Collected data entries
————

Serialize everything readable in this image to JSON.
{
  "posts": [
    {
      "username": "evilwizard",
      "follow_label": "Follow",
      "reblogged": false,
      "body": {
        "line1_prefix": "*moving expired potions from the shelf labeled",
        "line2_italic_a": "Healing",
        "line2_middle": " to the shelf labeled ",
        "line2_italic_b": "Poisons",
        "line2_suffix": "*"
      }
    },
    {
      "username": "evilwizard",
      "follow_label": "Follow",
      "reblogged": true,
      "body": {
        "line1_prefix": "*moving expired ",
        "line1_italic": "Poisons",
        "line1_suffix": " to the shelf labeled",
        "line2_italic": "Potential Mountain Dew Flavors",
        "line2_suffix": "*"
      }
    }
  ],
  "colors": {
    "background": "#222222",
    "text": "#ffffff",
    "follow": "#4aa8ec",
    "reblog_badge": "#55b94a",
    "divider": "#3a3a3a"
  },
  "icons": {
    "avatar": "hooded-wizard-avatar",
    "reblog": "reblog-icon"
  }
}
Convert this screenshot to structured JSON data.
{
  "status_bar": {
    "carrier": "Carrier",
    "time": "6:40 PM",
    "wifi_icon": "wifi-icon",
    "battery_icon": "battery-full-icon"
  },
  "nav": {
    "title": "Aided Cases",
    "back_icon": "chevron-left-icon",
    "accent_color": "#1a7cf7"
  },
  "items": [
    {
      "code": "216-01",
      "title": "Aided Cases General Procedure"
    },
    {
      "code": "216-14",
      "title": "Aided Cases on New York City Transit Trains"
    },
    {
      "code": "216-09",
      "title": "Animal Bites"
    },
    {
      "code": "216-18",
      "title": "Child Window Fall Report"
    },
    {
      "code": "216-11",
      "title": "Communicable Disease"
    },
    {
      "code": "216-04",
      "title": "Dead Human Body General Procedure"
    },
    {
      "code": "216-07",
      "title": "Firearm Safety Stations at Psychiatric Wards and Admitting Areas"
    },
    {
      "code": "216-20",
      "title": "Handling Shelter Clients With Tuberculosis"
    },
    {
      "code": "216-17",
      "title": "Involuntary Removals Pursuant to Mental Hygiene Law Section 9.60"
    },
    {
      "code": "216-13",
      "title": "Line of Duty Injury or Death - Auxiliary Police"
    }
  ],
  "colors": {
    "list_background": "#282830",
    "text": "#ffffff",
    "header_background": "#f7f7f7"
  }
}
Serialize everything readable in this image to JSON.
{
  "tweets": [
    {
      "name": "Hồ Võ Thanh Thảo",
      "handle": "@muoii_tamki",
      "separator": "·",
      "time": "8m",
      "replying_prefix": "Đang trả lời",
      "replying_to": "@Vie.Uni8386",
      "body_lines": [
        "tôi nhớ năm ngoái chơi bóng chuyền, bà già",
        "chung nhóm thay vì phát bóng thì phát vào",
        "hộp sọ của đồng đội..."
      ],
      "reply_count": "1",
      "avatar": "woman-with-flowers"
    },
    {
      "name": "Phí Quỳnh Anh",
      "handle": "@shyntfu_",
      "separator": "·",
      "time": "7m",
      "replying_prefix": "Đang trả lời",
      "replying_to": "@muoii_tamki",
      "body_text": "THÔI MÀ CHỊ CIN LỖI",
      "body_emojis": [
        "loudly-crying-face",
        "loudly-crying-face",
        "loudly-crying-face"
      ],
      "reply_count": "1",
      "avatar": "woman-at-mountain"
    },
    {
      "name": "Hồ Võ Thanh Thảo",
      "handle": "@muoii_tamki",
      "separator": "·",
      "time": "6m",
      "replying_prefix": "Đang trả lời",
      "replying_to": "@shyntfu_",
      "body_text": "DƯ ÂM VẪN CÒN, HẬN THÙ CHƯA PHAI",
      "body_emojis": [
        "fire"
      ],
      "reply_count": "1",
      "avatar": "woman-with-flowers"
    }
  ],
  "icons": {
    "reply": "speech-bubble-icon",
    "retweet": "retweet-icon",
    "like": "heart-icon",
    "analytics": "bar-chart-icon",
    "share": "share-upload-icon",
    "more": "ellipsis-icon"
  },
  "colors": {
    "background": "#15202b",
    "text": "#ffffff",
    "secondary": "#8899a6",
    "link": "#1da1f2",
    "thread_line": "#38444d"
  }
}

————

▶ **Stated exercise**
Pull out every line of the records above that contains the word "Poisons".

▶ **Solution**
        "line2_italic_b": "Poisons",
        "line1_italic": "Poisons",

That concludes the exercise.